Records:
☆ ☆ ☆ ☆

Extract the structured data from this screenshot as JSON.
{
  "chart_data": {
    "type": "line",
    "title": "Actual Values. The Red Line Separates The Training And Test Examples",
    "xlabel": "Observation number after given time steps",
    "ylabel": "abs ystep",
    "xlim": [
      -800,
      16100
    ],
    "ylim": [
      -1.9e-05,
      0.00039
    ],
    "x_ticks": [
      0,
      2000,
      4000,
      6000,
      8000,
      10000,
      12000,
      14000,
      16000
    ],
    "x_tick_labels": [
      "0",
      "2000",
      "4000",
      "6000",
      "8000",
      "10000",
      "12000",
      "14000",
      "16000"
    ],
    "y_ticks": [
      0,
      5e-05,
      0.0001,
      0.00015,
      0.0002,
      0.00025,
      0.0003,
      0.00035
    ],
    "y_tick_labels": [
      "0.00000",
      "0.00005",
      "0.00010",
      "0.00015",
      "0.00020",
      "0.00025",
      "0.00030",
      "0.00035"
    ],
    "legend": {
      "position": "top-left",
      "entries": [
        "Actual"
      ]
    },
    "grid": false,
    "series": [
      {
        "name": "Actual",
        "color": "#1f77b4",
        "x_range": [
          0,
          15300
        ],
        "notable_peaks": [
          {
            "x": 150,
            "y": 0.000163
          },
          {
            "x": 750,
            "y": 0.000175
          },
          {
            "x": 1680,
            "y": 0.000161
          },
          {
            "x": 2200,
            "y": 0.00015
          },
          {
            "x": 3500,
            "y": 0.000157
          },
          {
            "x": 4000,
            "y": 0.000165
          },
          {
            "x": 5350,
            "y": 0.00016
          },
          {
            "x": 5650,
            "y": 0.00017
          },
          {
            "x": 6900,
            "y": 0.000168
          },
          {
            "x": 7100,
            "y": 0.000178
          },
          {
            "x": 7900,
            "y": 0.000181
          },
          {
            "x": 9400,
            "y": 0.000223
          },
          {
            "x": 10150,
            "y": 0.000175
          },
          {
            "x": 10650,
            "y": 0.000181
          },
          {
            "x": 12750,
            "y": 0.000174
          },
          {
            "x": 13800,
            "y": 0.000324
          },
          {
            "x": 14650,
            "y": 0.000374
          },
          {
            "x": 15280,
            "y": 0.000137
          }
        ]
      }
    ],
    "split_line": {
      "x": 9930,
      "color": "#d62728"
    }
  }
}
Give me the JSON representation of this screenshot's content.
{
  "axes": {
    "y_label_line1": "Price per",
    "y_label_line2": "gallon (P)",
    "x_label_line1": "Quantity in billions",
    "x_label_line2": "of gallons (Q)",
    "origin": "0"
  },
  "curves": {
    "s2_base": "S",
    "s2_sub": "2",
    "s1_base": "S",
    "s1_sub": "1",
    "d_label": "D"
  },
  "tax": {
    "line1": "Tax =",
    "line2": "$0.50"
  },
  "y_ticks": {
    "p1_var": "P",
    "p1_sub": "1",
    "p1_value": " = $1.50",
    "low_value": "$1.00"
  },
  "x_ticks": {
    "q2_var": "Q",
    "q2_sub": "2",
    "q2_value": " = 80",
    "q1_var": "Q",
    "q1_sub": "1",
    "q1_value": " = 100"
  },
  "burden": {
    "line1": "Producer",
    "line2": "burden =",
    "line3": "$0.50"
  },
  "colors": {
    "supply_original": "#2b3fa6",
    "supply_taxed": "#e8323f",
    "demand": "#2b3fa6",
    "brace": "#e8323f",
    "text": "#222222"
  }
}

☆ ☆ ☆ ☆

From the records above, extract each line exactly as shown.

Extract the structured data from this screenshot as JSON.
{
  "chart_data": {
    "type": "line",
    "title": "Actual Values. The Red Line Separates The Training And Test Examples",
    "xlabel": "Observation number after given time steps",
    "ylabel": "abs ystep",
    "xlim": [
      -800,
      16100
    ],
    "ylim": [
      -1.9e-05,
      0.00039
    ],
    "x_ticks": [
      0,
      2000,
      4000,
      6000,
      8000,
      10000,
      12000,
      14000,
      16000
    ],
    "x_tick_labels": [
      "0",
      "2000",
      "4000",
      "6000",
      "8000",
      "10000",
      "12000",
      "14000",
      "16000"
    ],
    "y_ticks": [
      0,
      5e-05,
      0.0001,
      0.00015,
      0.0002,
      0.00025,
      0.0003,
      0.00035
    ],
    "y_tick_labels": [
      "0.00000",
      "0.00005",
      "0.00010",
      "0.00015",
      "0.00020",
      "0.00025",
      "0.00030",
      "0.00035"
    ],
    "legend": {
      "position": "top-left",
      "entries": [
        "Actual"
      ]
    },
    "grid": false,
    "series": [
      {
        "name": "Actual",
        "color": "#1f77b4",
        "x_range": [
          0,
          15300
        ],
        "notable_peaks": [
          {
            "x": 150,
            "y": 0.000163
          },
          {
            "x": 750,
            "y": 0.000175
          },
          {
            "x": 1680,
            "y": 0.000161
          },
          {
            "x": 2200,
            "y": 0.00015
          },
          {
            "x": 3500,
            "y": 0.000157
          },
          {
            "x": 4000,
            "y": 0.000165
          },
          {
            "x": 5350,
            "y": 0.00016
          },
          {
            "x": 5650,
            "y": 0.00017
          },
          {
            "x": 6900,
            "y": 0.000168
          },
          {
            "x": 7100,
            "y": 0.000178
          },
          {
            "x": 7900,
            "y": 0.000181
          },
          {
            "x": 9400,
            "y": 0.000223
          },
          {
            "x": 10150,
            "y": 0.000175
          },
          {
            "x": 10650,
            "y": 0.000181
          },
          {
            "x": 12750,
            "y": 0.000174
          },
          {
            "x": 13800,
            "y": 0.000324
          },
          {
            "x": 14650,
            "y": 0.000374
          },
          {
            "x": 15280,
            "y": 0.000137
          }
        ]
      }
    ],
    "split_line": {
      "x": 9930,
      "color": "#d62728"
    }
  }
}
Give me the JSON representation of this screenshot's content.
{
  "axes": {
    "y_label_line1": "Price per",
    "y_label_line2": "gallon (P)",
    "x_label_line1": "Quantity in billions",
    "x_label_line2": "of gallons (Q)",
    "origin": "0"
  },
  "curves": {
    "s2_base": "S",
    "s2_sub": "2",
    "s1_base": "S",
    "s1_sub": "1",
    "d_label": "D"
  },
  "tax": {
    "line1": "Tax =",
    "line2": "$0.50"
  },
  "y_ticks": {
    "p1_var": "P",
    "p1_sub": "1",
    "p1_value": " = $1.50",
    "low_value": "$1.00"
  },
  "x_ticks": {
    "q2_var": "Q",
    "q2_sub": "2",
    "q2_value": " = 80",
    "q1_var": "Q",
    "q1_sub": "1",
    "q1_value": " = 100"
  },
  "burden": {
    "line1": "Producer",
    "line2": "burden =",
    "line3": "$0.50"
  },
  "colors": {
    "supply_original": "#2b3fa6",
    "supply_taxed": "#e8323f",
    "demand": "#2b3fa6",
    "brace": "#e8323f",
    "text": "#222222"
  }
}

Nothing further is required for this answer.